Give an exact transcription of every line, dropping the images.

[Entries from a dataset]
▬▬▬

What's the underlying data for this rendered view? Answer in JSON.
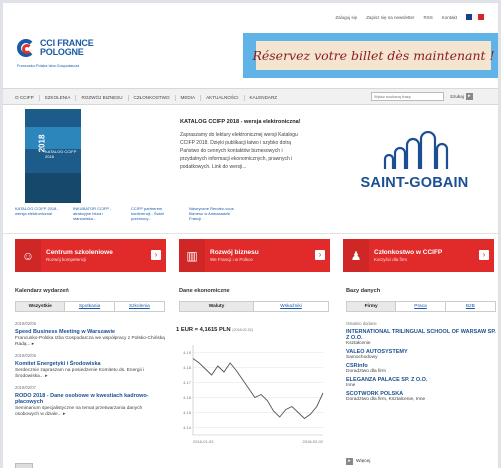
{
  "topbar": {
    "links": [
      "Zaloguj się",
      "Zapisz się na newsletter",
      "RSS",
      "Kontakt"
    ],
    "flag_colors": [
      "#1b3d8f",
      "#ffffff",
      "#d7262b"
    ]
  },
  "logo": {
    "line1": "CCI FRANCE",
    "line2": "POLOGNE",
    "sub": "Francusko-Polska Izba Gospodarcza"
  },
  "banner": {
    "text": "Réservez votre billet dès maintenant !",
    "frame_color": "#5fb3e6"
  },
  "nav": {
    "items": [
      "O CCIFP",
      "SZKOLENIA",
      "ROZWÓJ BIZNESU",
      "CZŁONKOSTWO",
      "MEDIA",
      "AKTUALNOŚCI",
      "KALENDARZ"
    ],
    "search_placeholder": "Wpisz szukaną frazę",
    "search_label": "Szukaj"
  },
  "feature": {
    "year": "2018",
    "cover_caption": "KATALOG CCIFP 2018",
    "title": "KATALOG CCIFP 2018 - wersja elektroniczna!",
    "body": "Zapraszamy do lektury elektronicznej wersji Katalogu CCIFP 2018. Dzięki publikacji łatwo i szybko dotrą Państwo do cennych kontaktów biznesowych i przydatnych informacji ekonomicznych, prawnych i podatkowych. Link do wersji..."
  },
  "sponsor": {
    "name": "SAINT-GOBAIN",
    "color": "#1b4f93"
  },
  "teasers": [
    "KATALOG CCIFP 2018 - wersja elektroniczna!",
    "INKUBATOR CCIFP - atrakcyjne biura i stanowiska...",
    "CCIFP partnerem konferencji - Świat przemocy...",
    "Nieoryczne Rendez-vous Biznesu w Ambasadzie Francji"
  ],
  "cta": [
    {
      "title": "Centrum szkoleniowe",
      "sub": "Rozwój kompetencji",
      "icon": "people-icon"
    },
    {
      "title": "Rozwój biznesu",
      "sub": "We Francji i w Polsce",
      "icon": "chart-icon"
    },
    {
      "title": "Członkostwo w CCIFP",
      "sub": "Korzyści dla firm",
      "icon": "members-icon"
    }
  ],
  "calendar": {
    "title": "Kalendarz wydarzeń",
    "tabs": [
      "Wszystkie",
      "Spotkania",
      "Szkolenia"
    ],
    "items": [
      {
        "date": "2018/02/06",
        "title": "Speed Business Meeting w Warszawie",
        "summary": "Francusko-Polska Izba Gospodarcza we współpracy z Polsko-Chińską Radą... ▸"
      },
      {
        "date": "2018/02/06",
        "title": "Komitet Energetyki i Środowiska",
        "summary": "Serdecznie zapraszam na posiedzenie Komitetu ds. Energii i Środowiska... ▸"
      },
      {
        "date": "2018/02/07",
        "title": "RODO 2018 - Dane osobowe w kwestiach kadrowo-płacowych",
        "summary": "Seminarium specjalistyczne na temat przetwarzania danych osobowych w dziale... ▸"
      }
    ]
  },
  "economy": {
    "title": "Dane ekonomiczne",
    "tabs": [
      "Waluty",
      "Wskaźniki"
    ],
    "rate": "1 EUR  =  4,1615 PLN",
    "rate_date": "(2018-02-02)"
  },
  "chart_data": {
    "type": "line",
    "title": "",
    "xlabel": "",
    "ylabel": "",
    "x_tick_labels": [
      "2018-01-03",
      "2018-02-02"
    ],
    "y_ticks": [
      4.14,
      4.15,
      4.16,
      4.17,
      4.18,
      4.19
    ],
    "ylim": [
      4.135,
      4.195
    ],
    "values": [
      4.186,
      4.183,
      4.179,
      4.175,
      4.181,
      4.177,
      4.183,
      4.178,
      4.172,
      4.166,
      4.16,
      4.162,
      4.158,
      4.151,
      4.147,
      4.152,
      4.154,
      4.15,
      4.146,
      4.149,
      4.154,
      4.163
    ],
    "grid": true,
    "line_color": "#555555"
  },
  "database": {
    "title": "Bazy danych",
    "tabs": [
      "Firmy",
      "Praca",
      "B2B"
    ],
    "label": "Ostatnio dodane",
    "items": [
      {
        "name": "INTERNATIONAL TRILINGUAL SCHOOL OF WARSAW SP. Z O.O.",
        "category": "Kształcenie"
      },
      {
        "name": "VALEO AUTOSYSTEMY",
        "category": "Samochodowy"
      },
      {
        "name": "CSRinfo",
        "category": "Doradztwo dla firm"
      },
      {
        "name": "ELEGANZA PALACE SP. Z O.O.",
        "category": "Inne"
      },
      {
        "name": "SCOTWORK POLSKA",
        "category": "Doradztwo dla firm, Kształcenie, Inne"
      }
    ],
    "more_label": "Więcej"
  },
  "accent_color": "#e12a2a"
}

▬▬▬

◆ **Complete answer**:
What's the underlying data for this rendered view? Answer in JSON.
{
  "topbar": {
    "links": [
      "Zaloguj się",
      "Zapisz się na newsletter",
      "RSS",
      "Kontakt"
    ],
    "flag_colors": [
      "#1b3d8f",
      "#ffffff",
      "#d7262b"
    ]
  },
  "logo": {
    "line1": "CCI FRANCE",
    "line2": "POLOGNE",
    "sub": "Francusko-Polska Izba Gospodarcza"
  },
  "banner": {
    "text": "Réservez votre billet dès maintenant !",
    "frame_color": "#5fb3e6"
  },
  "nav": {
    "items": [
      "O CCIFP",
      "SZKOLENIA",
      "ROZWÓJ BIZNESU",
      "CZŁONKOSTWO",
      "MEDIA",
      "AKTUALNOŚCI",
      "KALENDARZ"
    ],
    "search_placeholder": "Wpisz szukaną frazę",
    "search_label": "Szukaj"
  },
  "feature": {
    "year": "2018",
    "cover_caption": "KATALOG CCIFP 2018",
    "title": "KATALOG CCIFP 2018 - wersja elektroniczna!",
    "body": "Zapraszamy do lektury elektronicznej wersji Katalogu CCIFP 2018. Dzięki publikacji łatwo i szybko dotrą Państwo do cennych kontaktów biznesowych i przydatnych informacji ekonomicznych, prawnych i podatkowych. Link do wersji..."
  },
  "sponsor": {
    "name": "SAINT-GOBAIN",
    "color": "#1b4f93"
  },
  "teasers": [
    "KATALOG CCIFP 2018 - wersja elektroniczna!",
    "INKUBATOR CCIFP - atrakcyjne biura i stanowiska...",
    "CCIFP partnerem konferencji - Świat przemocy...",
    "Nieoryczne Rendez-vous Biznesu w Ambasadzie Francji"
  ],
  "cta": [
    {
      "title": "Centrum szkoleniowe",
      "sub": "Rozwój kompetencji",
      "icon": "people-icon"
    },
    {
      "title": "Rozwój biznesu",
      "sub": "We Francji i w Polsce",
      "icon": "chart-icon"
    },
    {
      "title": "Członkostwo w CCIFP",
      "sub": "Korzyści dla firm",
      "icon": "members-icon"
    }
  ],
  "calendar": {
    "title": "Kalendarz wydarzeń",
    "tabs": [
      "Wszystkie",
      "Spotkania",
      "Szkolenia"
    ],
    "items": [
      {
        "date": "2018/02/06",
        "title": "Speed Business Meeting w Warszawie",
        "summary": "Francusko-Polska Izba Gospodarcza we współpracy z Polsko-Chińską Radą... ▸"
      },
      {
        "date": "2018/02/06",
        "title": "Komitet Energetyki i Środowiska",
        "summary": "Serdecznie zapraszam na posiedzenie Komitetu ds. Energii i Środowiska... ▸"
      },
      {
        "date": "2018/02/07",
        "title": "RODO 2018 - Dane osobowe w kwestiach kadrowo-płacowych",
        "summary": "Seminarium specjalistyczne na temat przetwarzania danych osobowych w dziale... ▸"
      }
    ]
  },
  "economy": {
    "title": "Dane ekonomiczne",
    "tabs": [
      "Waluty",
      "Wskaźniki"
    ],
    "rate": "1 EUR  =  4,1615 PLN",
    "rate_date": "(2018-02-02)"
  },
  "chart_data": {
    "type": "line",
    "title": "",
    "xlabel": "",
    "ylabel": "",
    "x_tick_labels": [
      "2018-01-03",
      "2018-02-02"
    ],
    "y_ticks": [
      4.14,
      4.15,
      4.16,
      4.17,
      4.18,
      4.19
    ],
    "ylim": [
      4.135,
      4.195
    ],
    "values": [
      4.186,
      4.183,
      4.179,
      4.175,
      4.181,
      4.177,
      4.183,
      4.178,
      4.172,
      4.166,
      4.16,
      4.162,
      4.158,
      4.151,
      4.147,
      4.152,
      4.154,
      4.15,
      4.146,
      4.149,
      4.154,
      4.163
    ],
    "grid": true,
    "line_color": "#555555"
  },
  "database": {
    "title": "Bazy danych",
    "tabs": [
      "Firmy",
      "Praca",
      "B2B"
    ],
    "label": "Ostatnio dodane",
    "items": [
      {
        "name": "INTERNATIONAL TRILINGUAL SCHOOL OF WARSAW SP. Z O.O.",
        "category": "Kształcenie"
      },
      {
        "name": "VALEO AUTOSYSTEMY",
        "category": "Samochodowy"
      },
      {
        "name": "CSRinfo",
        "category": "Doradztwo dla firm"
      },
      {
        "name": "ELEGANZA PALACE SP. Z O.O.",
        "category": "Inne"
      },
      {
        "name": "SCOTWORK POLSKA",
        "category": "Doradztwo dla firm, Kształcenie, Inne"
      }
    ],
    "more_label": "Więcej"
  },
  "accent_color": "#e12a2a"
}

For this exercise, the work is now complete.